> [RECORDED INFORMATION]
┌────────

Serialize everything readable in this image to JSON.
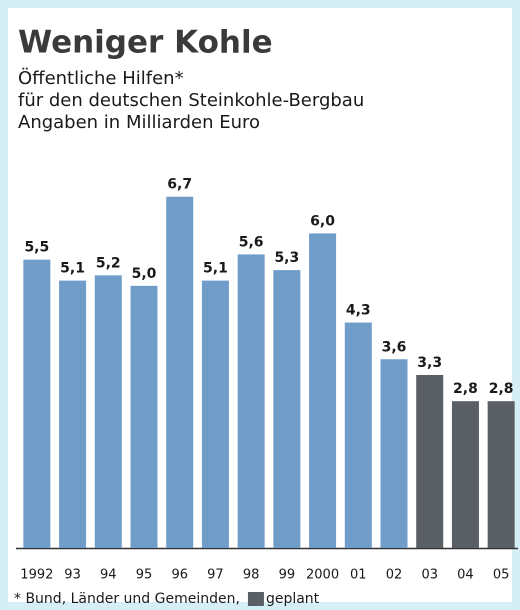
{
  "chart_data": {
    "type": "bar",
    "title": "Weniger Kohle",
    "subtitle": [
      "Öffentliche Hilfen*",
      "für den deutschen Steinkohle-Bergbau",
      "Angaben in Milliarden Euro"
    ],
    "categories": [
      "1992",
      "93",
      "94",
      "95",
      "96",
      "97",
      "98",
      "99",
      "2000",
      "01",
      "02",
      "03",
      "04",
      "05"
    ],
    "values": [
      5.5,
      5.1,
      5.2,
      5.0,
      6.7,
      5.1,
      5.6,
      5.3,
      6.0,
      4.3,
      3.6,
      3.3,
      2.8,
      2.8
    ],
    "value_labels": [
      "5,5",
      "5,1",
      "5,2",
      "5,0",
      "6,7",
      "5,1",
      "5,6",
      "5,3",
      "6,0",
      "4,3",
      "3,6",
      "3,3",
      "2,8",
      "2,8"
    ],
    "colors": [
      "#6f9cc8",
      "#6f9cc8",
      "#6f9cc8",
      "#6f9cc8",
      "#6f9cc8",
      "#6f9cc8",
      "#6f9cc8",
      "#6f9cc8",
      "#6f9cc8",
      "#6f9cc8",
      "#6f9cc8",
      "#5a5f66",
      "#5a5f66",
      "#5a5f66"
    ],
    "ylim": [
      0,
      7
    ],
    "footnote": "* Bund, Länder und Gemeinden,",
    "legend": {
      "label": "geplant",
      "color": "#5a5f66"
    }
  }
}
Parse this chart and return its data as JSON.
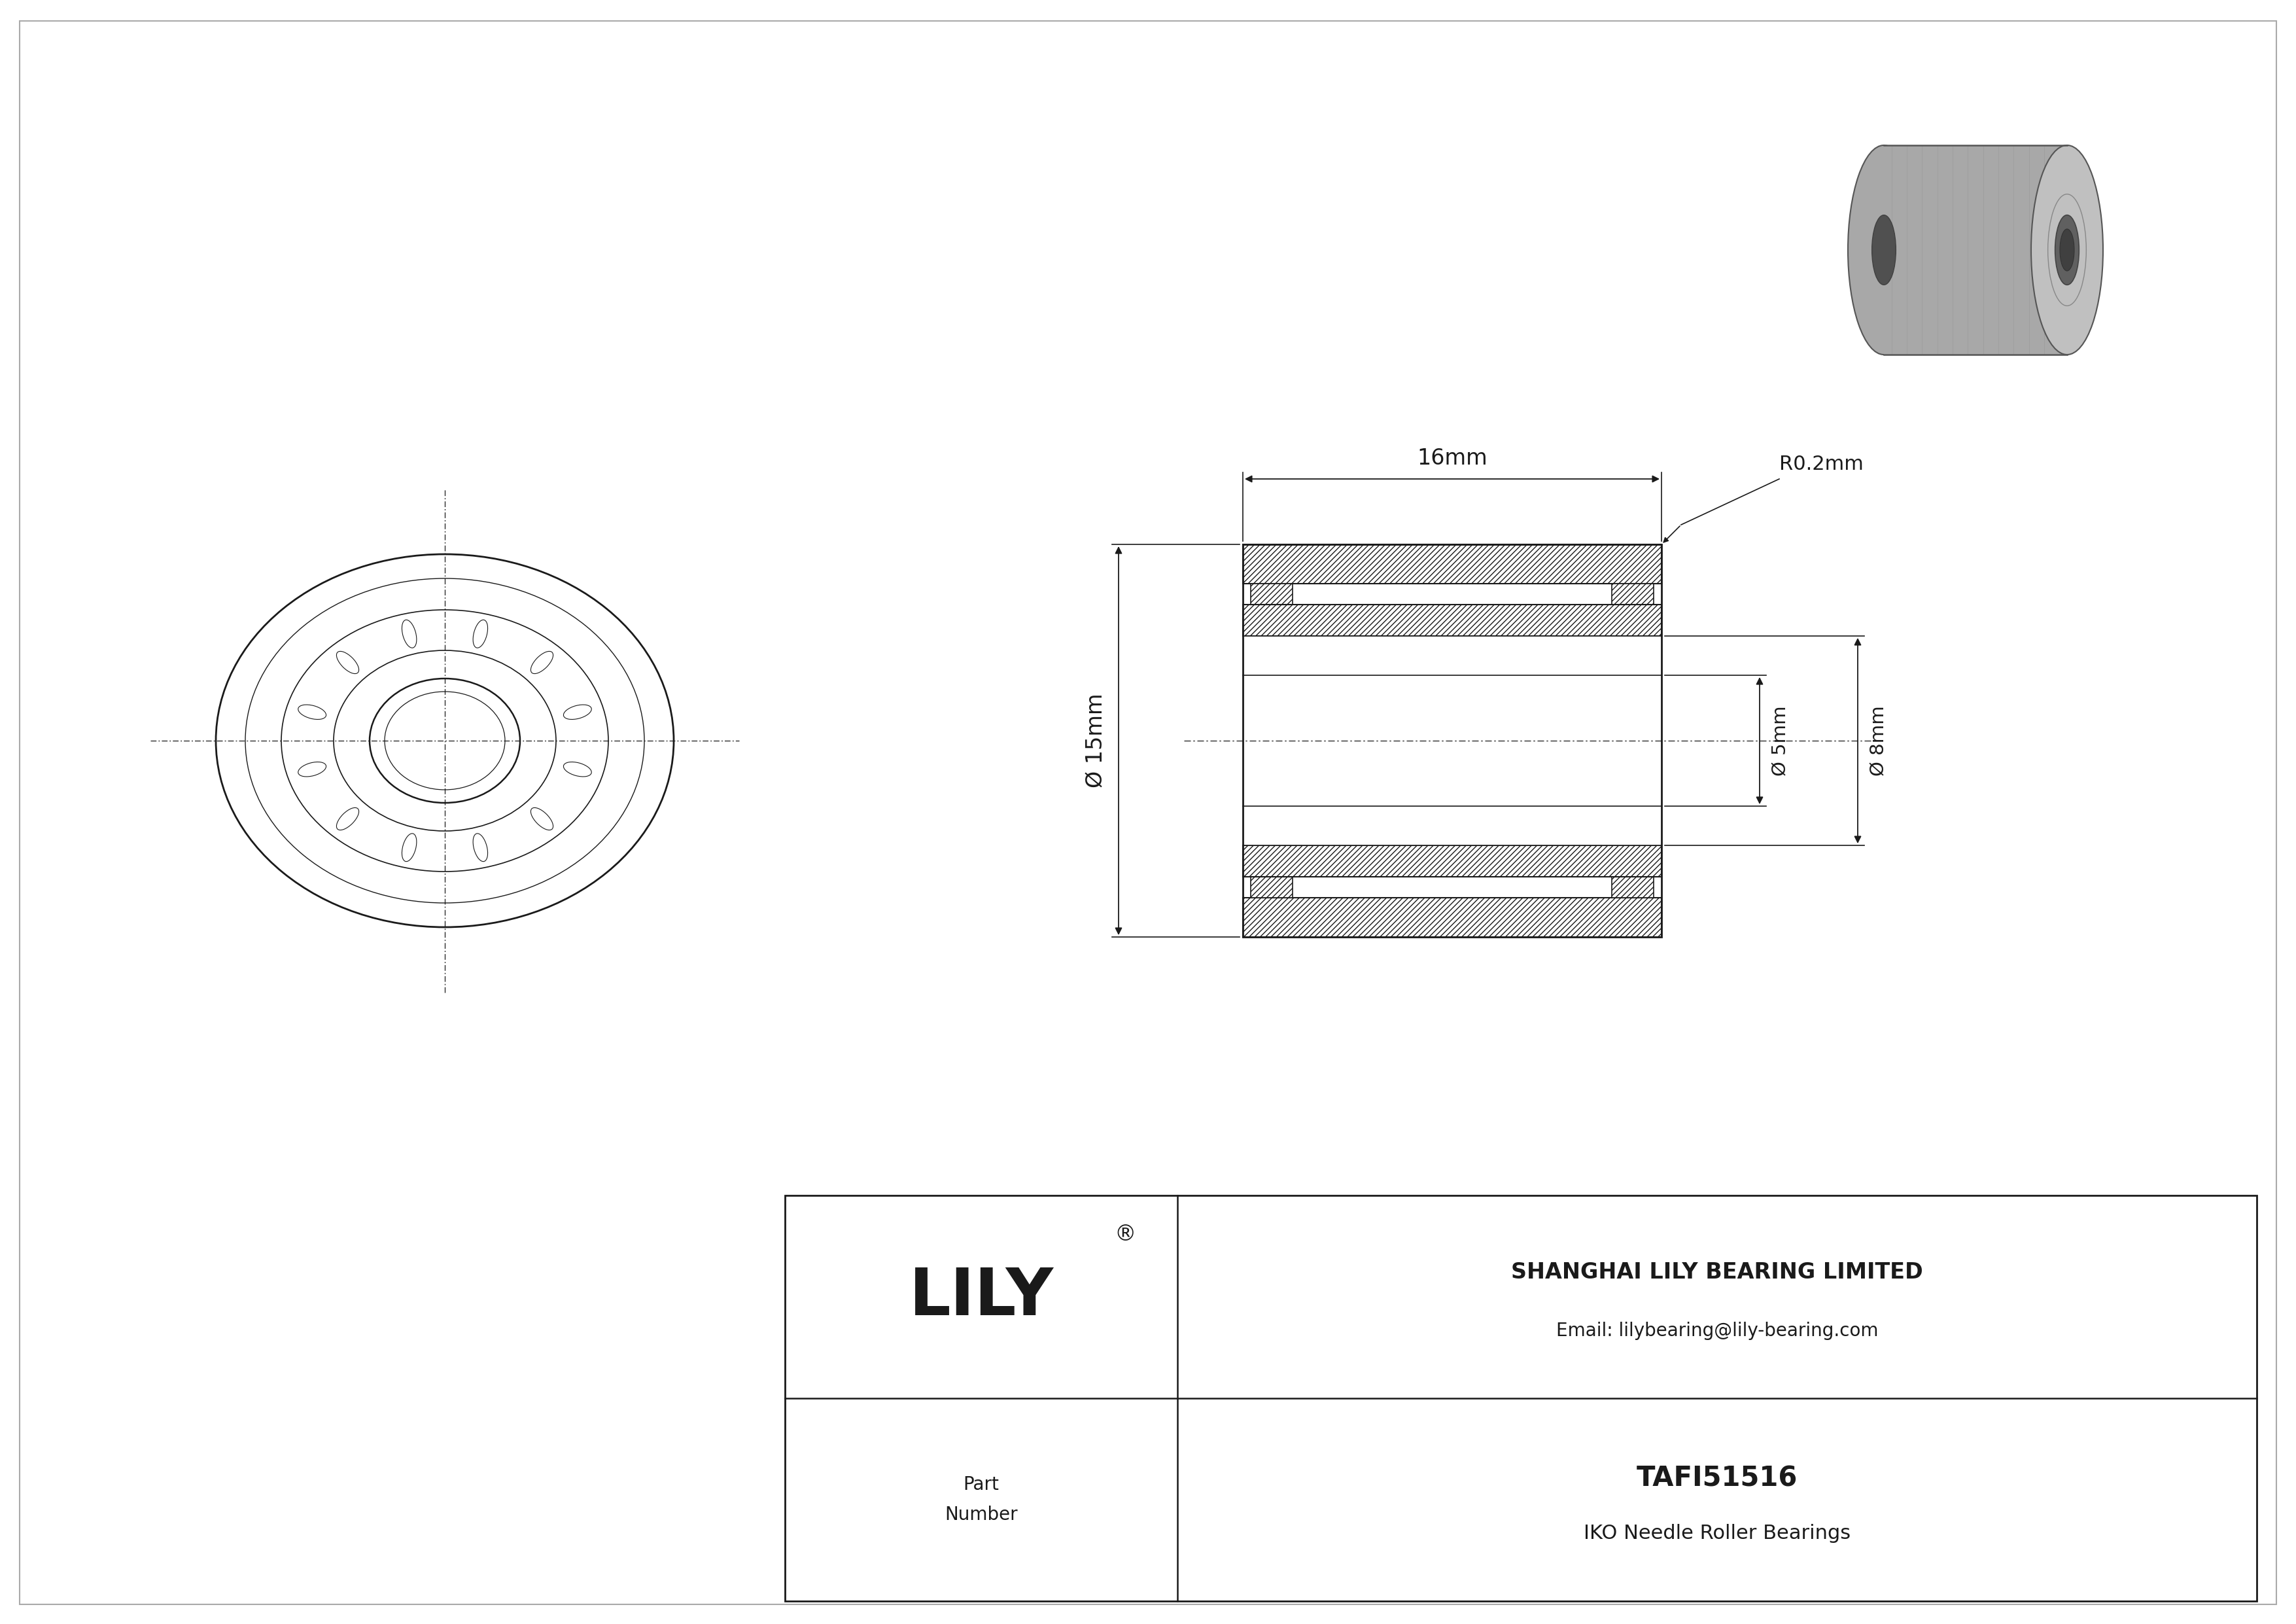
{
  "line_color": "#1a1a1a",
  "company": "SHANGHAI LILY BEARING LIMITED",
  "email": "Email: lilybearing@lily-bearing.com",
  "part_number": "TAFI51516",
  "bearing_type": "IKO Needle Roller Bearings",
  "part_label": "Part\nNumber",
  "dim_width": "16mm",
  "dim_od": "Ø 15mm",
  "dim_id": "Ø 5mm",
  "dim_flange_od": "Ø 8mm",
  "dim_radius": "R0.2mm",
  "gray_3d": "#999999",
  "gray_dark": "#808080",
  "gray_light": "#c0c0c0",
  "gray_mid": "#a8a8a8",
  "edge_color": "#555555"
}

└────────

> [YOUR TASK] Write the entries above out in full, exactly, with no images.

> [REPLY]
Serialize everything readable in this image to JSON.
{
  "chart_data": {
    "type": "bar",
    "title": "Weniger Kohle",
    "subtitle": [
      "Öffentliche Hilfen*",
      "für den deutschen Steinkohle-Bergbau",
      "Angaben in Milliarden Euro"
    ],
    "categories": [
      "1992",
      "93",
      "94",
      "95",
      "96",
      "97",
      "98",
      "99",
      "2000",
      "01",
      "02",
      "03",
      "04",
      "05"
    ],
    "values": [
      5.5,
      5.1,
      5.2,
      5.0,
      6.7,
      5.1,
      5.6,
      5.3,
      6.0,
      4.3,
      3.6,
      3.3,
      2.8,
      2.8
    ],
    "value_labels": [
      "5,5",
      "5,1",
      "5,2",
      "5,0",
      "6,7",
      "5,1",
      "5,6",
      "5,3",
      "6,0",
      "4,3",
      "3,6",
      "3,3",
      "2,8",
      "2,8"
    ],
    "colors": [
      "#6f9cc8",
      "#6f9cc8",
      "#6f9cc8",
      "#6f9cc8",
      "#6f9cc8",
      "#6f9cc8",
      "#6f9cc8",
      "#6f9cc8",
      "#6f9cc8",
      "#6f9cc8",
      "#6f9cc8",
      "#5a5f66",
      "#5a5f66",
      "#5a5f66"
    ],
    "ylim": [
      0,
      7
    ],
    "footnote": "* Bund, Länder und Gemeinden,",
    "legend": {
      "label": "geplant",
      "color": "#5a5f66"
    }
  }
}
Parse this chart and return its data as JSON.
{
  "line_color": "#1a1a1a",
  "company": "SHANGHAI LILY BEARING LIMITED",
  "email": "Email: lilybearing@lily-bearing.com",
  "part_number": "TAFI51516",
  "bearing_type": "IKO Needle Roller Bearings",
  "part_label": "Part\nNumber",
  "dim_width": "16mm",
  "dim_od": "Ø 15mm",
  "dim_id": "Ø 5mm",
  "dim_flange_od": "Ø 8mm",
  "dim_radius": "R0.2mm",
  "gray_3d": "#999999",
  "gray_dark": "#808080",
  "gray_light": "#c0c0c0",
  "gray_mid": "#a8a8a8",
  "edge_color": "#555555"
}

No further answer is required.